The task
Whenever a line contains the string "background", copy it out of the entries.

Items from a dataset:
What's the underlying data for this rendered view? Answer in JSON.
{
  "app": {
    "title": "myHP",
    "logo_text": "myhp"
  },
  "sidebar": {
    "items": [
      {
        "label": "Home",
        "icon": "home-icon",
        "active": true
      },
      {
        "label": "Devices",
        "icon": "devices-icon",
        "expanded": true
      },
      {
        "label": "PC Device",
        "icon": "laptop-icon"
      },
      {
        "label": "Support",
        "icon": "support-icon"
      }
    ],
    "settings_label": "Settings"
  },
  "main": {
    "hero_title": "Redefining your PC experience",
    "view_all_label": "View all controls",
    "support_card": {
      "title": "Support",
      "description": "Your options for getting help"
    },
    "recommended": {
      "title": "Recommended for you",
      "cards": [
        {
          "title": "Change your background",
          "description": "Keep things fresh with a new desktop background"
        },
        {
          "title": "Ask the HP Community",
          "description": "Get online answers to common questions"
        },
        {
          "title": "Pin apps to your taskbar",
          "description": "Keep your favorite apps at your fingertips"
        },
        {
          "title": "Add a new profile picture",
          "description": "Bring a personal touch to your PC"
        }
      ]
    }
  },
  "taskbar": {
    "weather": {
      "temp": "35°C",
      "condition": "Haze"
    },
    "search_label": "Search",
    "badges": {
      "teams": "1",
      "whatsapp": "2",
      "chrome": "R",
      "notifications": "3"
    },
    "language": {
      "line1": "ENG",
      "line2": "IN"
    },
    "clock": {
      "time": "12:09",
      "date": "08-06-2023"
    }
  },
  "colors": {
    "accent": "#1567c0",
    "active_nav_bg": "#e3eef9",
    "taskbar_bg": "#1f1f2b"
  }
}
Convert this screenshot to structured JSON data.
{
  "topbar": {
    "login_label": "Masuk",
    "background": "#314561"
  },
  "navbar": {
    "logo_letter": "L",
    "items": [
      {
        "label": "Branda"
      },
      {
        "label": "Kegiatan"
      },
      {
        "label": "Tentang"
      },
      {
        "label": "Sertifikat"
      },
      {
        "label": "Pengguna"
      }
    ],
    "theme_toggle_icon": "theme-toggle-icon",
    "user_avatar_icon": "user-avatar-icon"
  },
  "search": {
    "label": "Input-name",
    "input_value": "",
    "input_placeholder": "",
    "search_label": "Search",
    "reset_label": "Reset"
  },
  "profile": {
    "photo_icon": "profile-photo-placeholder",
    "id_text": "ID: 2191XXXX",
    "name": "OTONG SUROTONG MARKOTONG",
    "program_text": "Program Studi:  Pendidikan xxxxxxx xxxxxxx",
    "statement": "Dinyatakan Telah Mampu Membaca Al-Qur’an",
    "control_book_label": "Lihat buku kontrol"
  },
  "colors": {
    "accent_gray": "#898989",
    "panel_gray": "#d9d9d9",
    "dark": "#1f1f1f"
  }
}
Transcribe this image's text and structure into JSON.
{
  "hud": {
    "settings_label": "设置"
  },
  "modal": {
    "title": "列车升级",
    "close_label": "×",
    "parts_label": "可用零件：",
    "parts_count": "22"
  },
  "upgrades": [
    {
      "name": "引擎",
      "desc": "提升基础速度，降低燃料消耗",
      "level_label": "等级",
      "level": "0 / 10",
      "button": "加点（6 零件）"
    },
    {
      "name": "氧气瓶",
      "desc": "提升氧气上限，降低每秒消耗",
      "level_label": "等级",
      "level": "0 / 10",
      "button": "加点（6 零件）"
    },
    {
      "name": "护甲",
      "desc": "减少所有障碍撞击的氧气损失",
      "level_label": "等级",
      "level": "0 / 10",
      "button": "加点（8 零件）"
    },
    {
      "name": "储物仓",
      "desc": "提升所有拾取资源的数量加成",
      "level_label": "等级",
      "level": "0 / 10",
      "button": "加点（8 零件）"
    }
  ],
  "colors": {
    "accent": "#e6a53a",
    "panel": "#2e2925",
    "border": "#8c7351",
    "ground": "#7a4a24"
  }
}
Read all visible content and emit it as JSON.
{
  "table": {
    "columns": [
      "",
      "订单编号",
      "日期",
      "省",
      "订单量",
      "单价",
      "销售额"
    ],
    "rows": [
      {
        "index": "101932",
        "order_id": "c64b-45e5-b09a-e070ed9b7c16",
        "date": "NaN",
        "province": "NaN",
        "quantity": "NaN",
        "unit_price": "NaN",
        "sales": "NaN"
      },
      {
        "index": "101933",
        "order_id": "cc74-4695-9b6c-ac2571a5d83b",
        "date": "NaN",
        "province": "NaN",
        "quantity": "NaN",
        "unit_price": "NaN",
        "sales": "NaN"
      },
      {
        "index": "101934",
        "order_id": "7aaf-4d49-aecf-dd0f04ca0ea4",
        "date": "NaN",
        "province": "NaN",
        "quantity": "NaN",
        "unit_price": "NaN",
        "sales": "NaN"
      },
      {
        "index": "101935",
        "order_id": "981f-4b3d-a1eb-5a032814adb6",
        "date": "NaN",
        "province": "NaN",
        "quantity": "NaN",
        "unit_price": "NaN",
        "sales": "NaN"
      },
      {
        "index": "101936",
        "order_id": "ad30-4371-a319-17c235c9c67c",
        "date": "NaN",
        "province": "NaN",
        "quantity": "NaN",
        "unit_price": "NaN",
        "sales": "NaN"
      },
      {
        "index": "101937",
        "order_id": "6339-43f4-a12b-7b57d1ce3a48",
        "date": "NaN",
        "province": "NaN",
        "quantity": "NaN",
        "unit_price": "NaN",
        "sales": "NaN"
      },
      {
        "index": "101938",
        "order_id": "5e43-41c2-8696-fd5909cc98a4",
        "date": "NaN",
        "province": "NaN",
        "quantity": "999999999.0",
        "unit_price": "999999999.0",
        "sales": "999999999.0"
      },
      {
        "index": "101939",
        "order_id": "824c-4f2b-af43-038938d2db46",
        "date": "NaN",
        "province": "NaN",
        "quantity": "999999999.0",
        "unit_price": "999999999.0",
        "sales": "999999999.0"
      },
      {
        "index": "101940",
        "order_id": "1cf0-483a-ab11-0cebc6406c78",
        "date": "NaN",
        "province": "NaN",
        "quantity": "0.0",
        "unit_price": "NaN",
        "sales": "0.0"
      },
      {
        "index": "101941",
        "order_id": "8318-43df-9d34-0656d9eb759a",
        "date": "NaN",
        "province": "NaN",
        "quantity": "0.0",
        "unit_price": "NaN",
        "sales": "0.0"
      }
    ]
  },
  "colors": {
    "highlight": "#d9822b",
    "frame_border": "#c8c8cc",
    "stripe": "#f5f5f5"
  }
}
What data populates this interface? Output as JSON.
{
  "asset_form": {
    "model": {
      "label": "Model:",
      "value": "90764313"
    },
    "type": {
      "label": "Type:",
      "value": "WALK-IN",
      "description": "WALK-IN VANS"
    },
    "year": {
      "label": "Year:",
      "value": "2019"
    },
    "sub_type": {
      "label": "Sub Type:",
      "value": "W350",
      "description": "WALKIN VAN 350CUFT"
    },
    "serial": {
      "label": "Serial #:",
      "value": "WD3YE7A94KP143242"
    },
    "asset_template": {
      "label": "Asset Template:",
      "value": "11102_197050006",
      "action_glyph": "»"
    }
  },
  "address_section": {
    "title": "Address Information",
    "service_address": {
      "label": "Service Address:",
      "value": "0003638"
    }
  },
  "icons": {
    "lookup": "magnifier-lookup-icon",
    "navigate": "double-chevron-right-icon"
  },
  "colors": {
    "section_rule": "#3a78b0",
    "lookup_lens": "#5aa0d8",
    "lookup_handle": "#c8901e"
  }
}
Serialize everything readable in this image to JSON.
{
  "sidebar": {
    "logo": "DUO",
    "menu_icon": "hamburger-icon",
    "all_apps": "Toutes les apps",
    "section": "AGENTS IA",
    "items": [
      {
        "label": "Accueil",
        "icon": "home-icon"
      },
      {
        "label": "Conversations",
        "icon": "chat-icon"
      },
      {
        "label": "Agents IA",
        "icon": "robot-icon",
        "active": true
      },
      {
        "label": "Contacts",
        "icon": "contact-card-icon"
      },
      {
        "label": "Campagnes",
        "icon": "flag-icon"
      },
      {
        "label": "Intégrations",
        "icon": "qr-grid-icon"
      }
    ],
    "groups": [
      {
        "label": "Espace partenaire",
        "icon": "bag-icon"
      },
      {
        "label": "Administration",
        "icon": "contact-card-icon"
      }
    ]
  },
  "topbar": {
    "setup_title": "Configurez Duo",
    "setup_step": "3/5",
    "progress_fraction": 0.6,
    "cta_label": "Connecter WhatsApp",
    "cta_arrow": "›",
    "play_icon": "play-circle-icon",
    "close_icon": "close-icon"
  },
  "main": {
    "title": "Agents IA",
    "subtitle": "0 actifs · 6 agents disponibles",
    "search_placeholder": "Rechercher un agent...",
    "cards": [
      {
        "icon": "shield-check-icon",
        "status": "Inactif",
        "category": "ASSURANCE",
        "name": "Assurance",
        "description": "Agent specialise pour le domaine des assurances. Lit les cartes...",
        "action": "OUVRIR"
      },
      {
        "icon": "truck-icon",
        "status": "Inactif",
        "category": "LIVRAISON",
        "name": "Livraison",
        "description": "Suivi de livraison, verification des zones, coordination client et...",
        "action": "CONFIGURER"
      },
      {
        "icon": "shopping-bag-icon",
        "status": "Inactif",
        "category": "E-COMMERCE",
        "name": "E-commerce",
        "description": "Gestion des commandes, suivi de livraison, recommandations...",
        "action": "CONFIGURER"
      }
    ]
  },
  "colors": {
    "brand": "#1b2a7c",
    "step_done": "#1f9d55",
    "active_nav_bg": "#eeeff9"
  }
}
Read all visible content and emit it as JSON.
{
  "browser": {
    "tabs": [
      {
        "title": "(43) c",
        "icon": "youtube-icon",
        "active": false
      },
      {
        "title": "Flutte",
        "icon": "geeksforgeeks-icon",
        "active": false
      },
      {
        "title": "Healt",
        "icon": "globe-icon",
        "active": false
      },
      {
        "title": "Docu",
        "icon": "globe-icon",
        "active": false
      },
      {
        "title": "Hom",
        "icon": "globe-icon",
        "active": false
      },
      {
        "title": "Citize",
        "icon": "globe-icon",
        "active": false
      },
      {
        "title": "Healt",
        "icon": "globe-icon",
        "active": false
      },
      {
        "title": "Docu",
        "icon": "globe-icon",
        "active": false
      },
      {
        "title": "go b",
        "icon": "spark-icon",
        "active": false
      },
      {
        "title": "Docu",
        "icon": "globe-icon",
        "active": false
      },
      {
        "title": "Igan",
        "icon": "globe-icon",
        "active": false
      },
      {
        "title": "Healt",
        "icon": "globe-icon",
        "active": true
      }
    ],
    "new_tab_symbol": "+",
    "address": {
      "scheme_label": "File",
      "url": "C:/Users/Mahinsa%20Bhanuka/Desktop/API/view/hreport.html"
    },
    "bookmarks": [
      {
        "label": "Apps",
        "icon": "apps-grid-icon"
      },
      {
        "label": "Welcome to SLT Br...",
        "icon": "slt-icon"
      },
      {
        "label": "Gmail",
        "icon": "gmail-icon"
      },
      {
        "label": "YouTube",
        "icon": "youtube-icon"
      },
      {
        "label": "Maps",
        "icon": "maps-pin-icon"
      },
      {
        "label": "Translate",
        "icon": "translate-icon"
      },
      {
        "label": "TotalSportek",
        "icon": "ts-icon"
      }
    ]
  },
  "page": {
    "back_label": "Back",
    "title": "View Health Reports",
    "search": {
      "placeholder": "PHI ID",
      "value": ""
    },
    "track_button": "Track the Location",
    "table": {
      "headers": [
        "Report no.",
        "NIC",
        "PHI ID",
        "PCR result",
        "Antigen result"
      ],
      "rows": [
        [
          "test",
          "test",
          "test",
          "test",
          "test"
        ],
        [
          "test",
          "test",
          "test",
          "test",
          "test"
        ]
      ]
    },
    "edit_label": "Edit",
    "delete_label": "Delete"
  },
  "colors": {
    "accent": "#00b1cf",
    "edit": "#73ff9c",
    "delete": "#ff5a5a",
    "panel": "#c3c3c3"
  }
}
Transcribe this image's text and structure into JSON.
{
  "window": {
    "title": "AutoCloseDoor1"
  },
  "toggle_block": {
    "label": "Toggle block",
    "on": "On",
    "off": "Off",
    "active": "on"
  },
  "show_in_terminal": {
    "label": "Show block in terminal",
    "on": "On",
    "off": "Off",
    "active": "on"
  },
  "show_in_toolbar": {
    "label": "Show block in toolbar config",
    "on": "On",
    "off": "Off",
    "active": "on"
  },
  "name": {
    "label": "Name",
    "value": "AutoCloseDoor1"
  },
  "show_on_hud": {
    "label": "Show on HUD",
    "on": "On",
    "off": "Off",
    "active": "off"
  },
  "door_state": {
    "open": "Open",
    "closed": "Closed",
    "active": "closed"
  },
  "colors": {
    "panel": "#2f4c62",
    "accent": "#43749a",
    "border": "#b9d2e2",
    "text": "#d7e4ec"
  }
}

Reply
          "title": "Change your background",
          "description": "Keep things fresh with a new desktop background"
    "background": "#314561"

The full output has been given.